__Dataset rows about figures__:
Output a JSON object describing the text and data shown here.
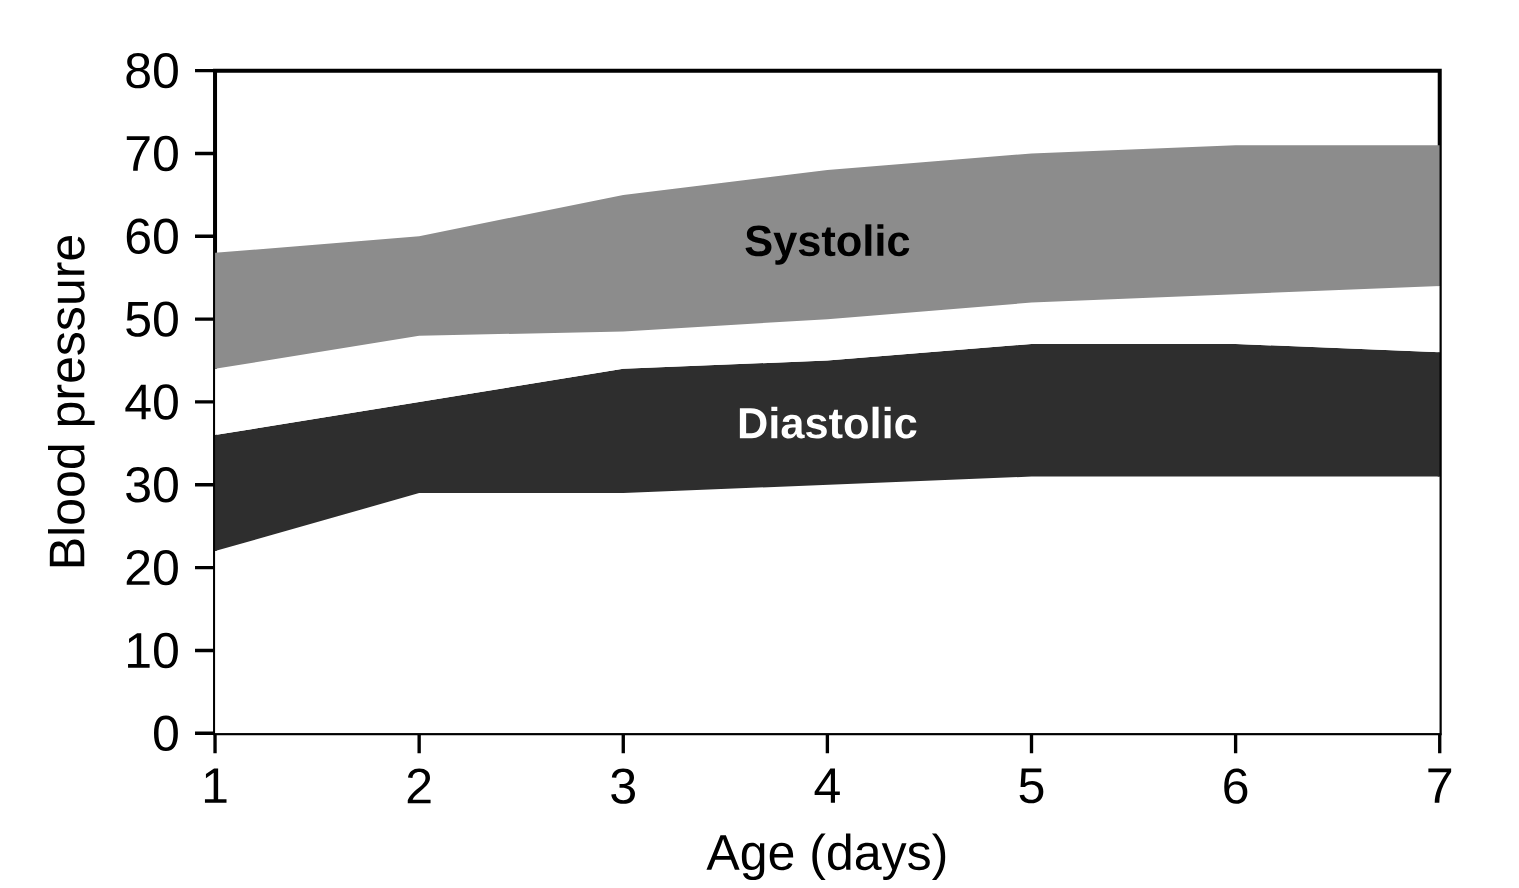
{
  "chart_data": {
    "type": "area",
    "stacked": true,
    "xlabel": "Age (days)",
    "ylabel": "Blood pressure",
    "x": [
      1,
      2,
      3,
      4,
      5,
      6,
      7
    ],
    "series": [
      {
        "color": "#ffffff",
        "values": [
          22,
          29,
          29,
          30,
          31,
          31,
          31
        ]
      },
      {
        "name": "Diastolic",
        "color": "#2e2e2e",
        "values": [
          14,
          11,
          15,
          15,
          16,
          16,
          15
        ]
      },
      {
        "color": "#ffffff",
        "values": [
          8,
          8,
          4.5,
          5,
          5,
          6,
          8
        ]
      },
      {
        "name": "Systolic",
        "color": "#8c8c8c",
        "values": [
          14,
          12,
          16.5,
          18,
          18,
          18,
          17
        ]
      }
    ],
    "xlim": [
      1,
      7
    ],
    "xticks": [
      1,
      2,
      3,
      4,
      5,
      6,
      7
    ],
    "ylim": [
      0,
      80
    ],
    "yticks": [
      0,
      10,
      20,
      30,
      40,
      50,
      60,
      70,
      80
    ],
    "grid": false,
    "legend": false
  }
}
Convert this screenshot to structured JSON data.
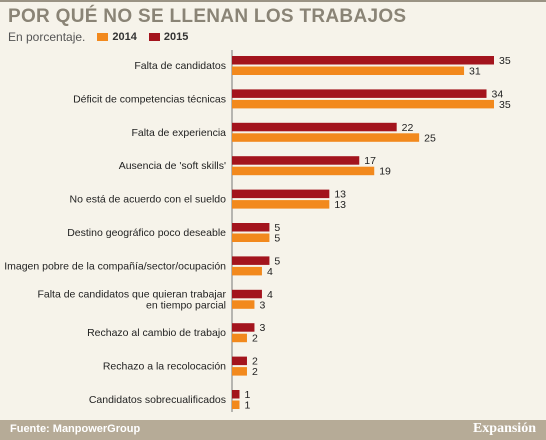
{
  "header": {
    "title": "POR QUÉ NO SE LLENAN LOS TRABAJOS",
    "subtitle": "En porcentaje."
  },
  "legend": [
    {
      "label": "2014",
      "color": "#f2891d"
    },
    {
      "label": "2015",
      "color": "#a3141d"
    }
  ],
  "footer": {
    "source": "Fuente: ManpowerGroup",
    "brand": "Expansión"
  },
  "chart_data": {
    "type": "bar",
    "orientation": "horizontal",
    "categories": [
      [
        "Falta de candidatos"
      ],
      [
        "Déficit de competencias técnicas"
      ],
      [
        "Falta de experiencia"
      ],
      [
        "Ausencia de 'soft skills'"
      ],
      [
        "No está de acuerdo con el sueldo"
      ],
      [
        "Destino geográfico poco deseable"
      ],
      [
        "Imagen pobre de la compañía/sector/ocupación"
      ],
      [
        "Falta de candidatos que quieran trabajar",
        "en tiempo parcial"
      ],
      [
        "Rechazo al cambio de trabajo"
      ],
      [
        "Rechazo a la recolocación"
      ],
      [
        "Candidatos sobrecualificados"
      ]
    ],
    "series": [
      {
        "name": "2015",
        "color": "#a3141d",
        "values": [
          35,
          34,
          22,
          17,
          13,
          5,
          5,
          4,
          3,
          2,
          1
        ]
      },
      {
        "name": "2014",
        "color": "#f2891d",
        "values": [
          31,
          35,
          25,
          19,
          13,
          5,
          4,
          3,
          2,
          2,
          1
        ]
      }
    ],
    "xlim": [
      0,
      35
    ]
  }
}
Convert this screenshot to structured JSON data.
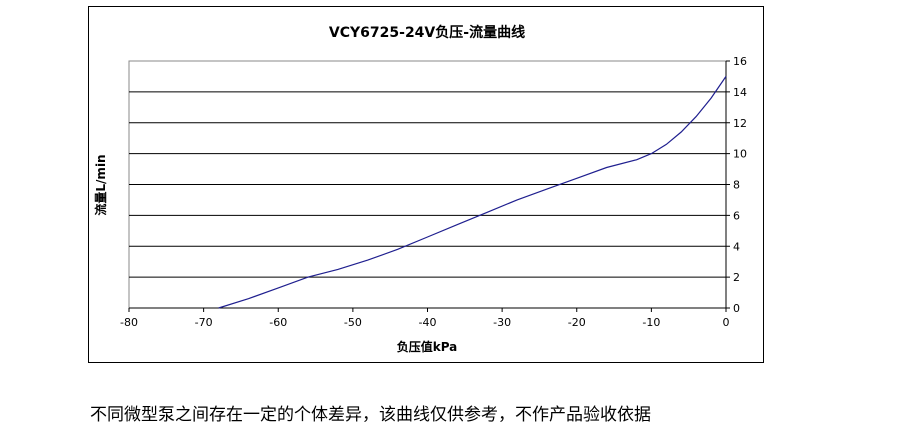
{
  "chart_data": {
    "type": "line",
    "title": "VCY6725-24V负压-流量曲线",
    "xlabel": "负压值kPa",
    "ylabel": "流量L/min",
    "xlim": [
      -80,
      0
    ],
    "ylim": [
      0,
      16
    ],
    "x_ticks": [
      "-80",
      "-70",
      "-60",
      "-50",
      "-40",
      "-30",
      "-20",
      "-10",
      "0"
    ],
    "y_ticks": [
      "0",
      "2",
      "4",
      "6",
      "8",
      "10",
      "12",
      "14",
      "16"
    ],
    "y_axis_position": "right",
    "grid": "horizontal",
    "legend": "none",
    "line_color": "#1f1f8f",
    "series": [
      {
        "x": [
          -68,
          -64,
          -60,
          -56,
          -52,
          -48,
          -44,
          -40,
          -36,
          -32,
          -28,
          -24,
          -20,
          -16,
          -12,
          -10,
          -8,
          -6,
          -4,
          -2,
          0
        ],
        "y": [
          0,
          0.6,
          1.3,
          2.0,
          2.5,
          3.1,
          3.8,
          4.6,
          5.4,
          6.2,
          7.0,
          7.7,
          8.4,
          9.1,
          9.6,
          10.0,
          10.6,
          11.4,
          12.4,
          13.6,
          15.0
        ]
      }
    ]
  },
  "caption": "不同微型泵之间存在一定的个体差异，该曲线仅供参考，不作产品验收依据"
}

__Instructions for the task__: Reproduce every line exactly and omit all pictures.

__Worked solution__:
Output a JSON object describing the text and data shown here.
{
  "chart_data": {
    "type": "area",
    "stacked": true,
    "xlabel": "Age (days)",
    "ylabel": "Blood pressure",
    "x": [
      1,
      2,
      3,
      4,
      5,
      6,
      7
    ],
    "series": [
      {
        "color": "#ffffff",
        "values": [
          22,
          29,
          29,
          30,
          31,
          31,
          31
        ]
      },
      {
        "name": "Diastolic",
        "color": "#2e2e2e",
        "values": [
          14,
          11,
          15,
          15,
          16,
          16,
          15
        ]
      },
      {
        "color": "#ffffff",
        "values": [
          8,
          8,
          4.5,
          5,
          5,
          6,
          8
        ]
      },
      {
        "name": "Systolic",
        "color": "#8c8c8c",
        "values": [
          14,
          12,
          16.5,
          18,
          18,
          18,
          17
        ]
      }
    ],
    "xlim": [
      1,
      7
    ],
    "xticks": [
      1,
      2,
      3,
      4,
      5,
      6,
      7
    ],
    "ylim": [
      0,
      80
    ],
    "yticks": [
      0,
      10,
      20,
      30,
      40,
      50,
      60,
      70,
      80
    ],
    "grid": false,
    "legend": false
  }
}
Convert this screenshot to structured JSON data.
{
  "header": {
    "title": "POR QUÉ NO SE LLENAN LOS TRABAJOS",
    "subtitle": "En porcentaje."
  },
  "legend": [
    {
      "label": "2014",
      "color": "#f2891d"
    },
    {
      "label": "2015",
      "color": "#a3141d"
    }
  ],
  "footer": {
    "source": "Fuente: ManpowerGroup",
    "brand": "Expansión"
  },
  "chart_data": {
    "type": "bar",
    "orientation": "horizontal",
    "categories": [
      [
        "Falta de candidatos"
      ],
      [
        "Déficit de competencias técnicas"
      ],
      [
        "Falta de experiencia"
      ],
      [
        "Ausencia de 'soft skills'"
      ],
      [
        "No está de acuerdo con el sueldo"
      ],
      [
        "Destino geográfico poco deseable"
      ],
      [
        "Imagen pobre de la compañía/sector/ocupación"
      ],
      [
        "Falta de candidatos que quieran trabajar",
        "en tiempo parcial"
      ],
      [
        "Rechazo al cambio de trabajo"
      ],
      [
        "Rechazo a la recolocación"
      ],
      [
        "Candidatos sobrecualificados"
      ]
    ],
    "series": [
      {
        "name": "2015",
        "color": "#a3141d",
        "values": [
          35,
          34,
          22,
          17,
          13,
          5,
          5,
          4,
          3,
          2,
          1
        ]
      },
      {
        "name": "2014",
        "color": "#f2891d",
        "values": [
          31,
          35,
          25,
          19,
          13,
          5,
          4,
          3,
          2,
          2,
          1
        ]
      }
    ],
    "xlim": [
      0,
      35
    ]
  }
}
Convert this screenshot to structured JSON data.
{
  "chart_data": {
    "type": "line",
    "title": "VCY6725-24V负压-流量曲线",
    "xlabel": "负压值kPa",
    "ylabel": "流量L/min",
    "xlim": [
      -80,
      0
    ],
    "ylim": [
      0,
      16
    ],
    "x_ticks": [
      "-80",
      "-70",
      "-60",
      "-50",
      "-40",
      "-30",
      "-20",
      "-10",
      "0"
    ],
    "y_ticks": [
      "0",
      "2",
      "4",
      "6",
      "8",
      "10",
      "12",
      "14",
      "16"
    ],
    "y_axis_position": "right",
    "grid": "horizontal",
    "legend": "none",
    "line_color": "#1f1f8f",
    "series": [
      {
        "x": [
          -68,
          -64,
          -60,
          -56,
          -52,
          -48,
          -44,
          -40,
          -36,
          -32,
          -28,
          -24,
          -20,
          -16,
          -12,
          -10,
          -8,
          -6,
          -4,
          -2,
          0
        ],
        "y": [
          0,
          0.6,
          1.3,
          2.0,
          2.5,
          3.1,
          3.8,
          4.6,
          5.4,
          6.2,
          7.0,
          7.7,
          8.4,
          9.1,
          9.6,
          10.0,
          10.6,
          11.4,
          12.4,
          13.6,
          15.0
        ]
      }
    ]
  },
  "caption": "不同微型泵之间存在一定的个体差异，该曲线仅供参考，不作产品验收依据"
}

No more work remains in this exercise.